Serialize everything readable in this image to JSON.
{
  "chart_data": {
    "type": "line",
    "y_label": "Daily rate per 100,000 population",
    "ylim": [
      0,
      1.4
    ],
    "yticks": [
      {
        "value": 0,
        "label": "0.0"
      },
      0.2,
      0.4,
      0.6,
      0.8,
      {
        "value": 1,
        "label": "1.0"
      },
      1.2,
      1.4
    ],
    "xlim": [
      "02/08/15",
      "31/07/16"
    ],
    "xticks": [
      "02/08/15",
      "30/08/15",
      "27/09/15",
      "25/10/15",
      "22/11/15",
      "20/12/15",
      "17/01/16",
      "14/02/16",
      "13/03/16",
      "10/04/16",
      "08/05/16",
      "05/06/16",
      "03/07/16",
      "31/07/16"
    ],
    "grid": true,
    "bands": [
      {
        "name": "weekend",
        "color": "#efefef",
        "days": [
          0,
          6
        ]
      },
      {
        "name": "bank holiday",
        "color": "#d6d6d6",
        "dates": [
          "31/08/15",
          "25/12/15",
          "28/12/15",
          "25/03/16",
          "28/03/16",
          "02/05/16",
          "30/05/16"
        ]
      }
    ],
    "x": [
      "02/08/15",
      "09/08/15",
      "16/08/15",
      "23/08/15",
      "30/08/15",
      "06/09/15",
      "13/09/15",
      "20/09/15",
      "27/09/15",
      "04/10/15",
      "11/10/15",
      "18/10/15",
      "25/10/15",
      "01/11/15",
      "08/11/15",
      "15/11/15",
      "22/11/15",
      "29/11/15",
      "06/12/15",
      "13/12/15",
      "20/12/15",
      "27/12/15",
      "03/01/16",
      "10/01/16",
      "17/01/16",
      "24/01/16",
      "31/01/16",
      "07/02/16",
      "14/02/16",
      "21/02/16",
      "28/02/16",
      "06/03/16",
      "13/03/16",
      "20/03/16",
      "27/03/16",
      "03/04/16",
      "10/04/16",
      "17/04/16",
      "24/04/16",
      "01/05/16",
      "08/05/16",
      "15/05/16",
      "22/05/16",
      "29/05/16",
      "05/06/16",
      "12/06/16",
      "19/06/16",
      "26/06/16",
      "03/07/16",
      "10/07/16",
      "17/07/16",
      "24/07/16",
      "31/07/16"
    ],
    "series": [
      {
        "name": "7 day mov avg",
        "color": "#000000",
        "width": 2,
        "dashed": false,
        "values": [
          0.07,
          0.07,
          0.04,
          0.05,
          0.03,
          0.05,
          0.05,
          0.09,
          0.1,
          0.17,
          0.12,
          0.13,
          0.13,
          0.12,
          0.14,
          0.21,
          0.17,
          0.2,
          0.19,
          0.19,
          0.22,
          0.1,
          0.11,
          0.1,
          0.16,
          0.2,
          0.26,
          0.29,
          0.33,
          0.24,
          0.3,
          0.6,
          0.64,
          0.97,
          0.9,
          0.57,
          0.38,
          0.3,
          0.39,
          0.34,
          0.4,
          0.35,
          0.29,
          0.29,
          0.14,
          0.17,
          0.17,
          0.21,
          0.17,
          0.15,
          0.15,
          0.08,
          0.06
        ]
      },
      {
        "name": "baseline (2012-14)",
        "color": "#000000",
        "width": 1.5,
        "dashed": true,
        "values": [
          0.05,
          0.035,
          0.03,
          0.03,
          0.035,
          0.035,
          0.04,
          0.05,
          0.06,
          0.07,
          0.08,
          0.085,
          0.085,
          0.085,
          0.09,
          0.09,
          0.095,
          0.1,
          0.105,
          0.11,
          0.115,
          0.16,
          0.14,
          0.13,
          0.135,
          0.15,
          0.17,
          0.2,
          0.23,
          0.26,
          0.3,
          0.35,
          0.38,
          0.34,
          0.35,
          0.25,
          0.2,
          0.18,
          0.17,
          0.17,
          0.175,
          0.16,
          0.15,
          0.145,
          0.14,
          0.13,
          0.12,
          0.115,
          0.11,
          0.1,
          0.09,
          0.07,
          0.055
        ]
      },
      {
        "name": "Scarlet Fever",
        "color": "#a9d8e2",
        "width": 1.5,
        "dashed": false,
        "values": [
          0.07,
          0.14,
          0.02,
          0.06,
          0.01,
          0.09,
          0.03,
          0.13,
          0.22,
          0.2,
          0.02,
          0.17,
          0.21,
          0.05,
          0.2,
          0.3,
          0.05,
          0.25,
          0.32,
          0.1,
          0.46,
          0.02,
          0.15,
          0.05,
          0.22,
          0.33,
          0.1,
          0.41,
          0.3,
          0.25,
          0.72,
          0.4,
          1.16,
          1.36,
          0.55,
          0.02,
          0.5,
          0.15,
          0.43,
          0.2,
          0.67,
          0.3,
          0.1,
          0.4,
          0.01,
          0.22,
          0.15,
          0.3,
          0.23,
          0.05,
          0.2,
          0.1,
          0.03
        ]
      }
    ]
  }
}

# [STATED EXERCISE]
Find the lines above that include the string "color" and copy them.

# [SOLUTION TO THIS PROBLEM]
        "color": "#efefef",
        "color": "#d6d6d6",
        "color": "#000000",
        "color": "#000000",
        "color": "#a9d8e2",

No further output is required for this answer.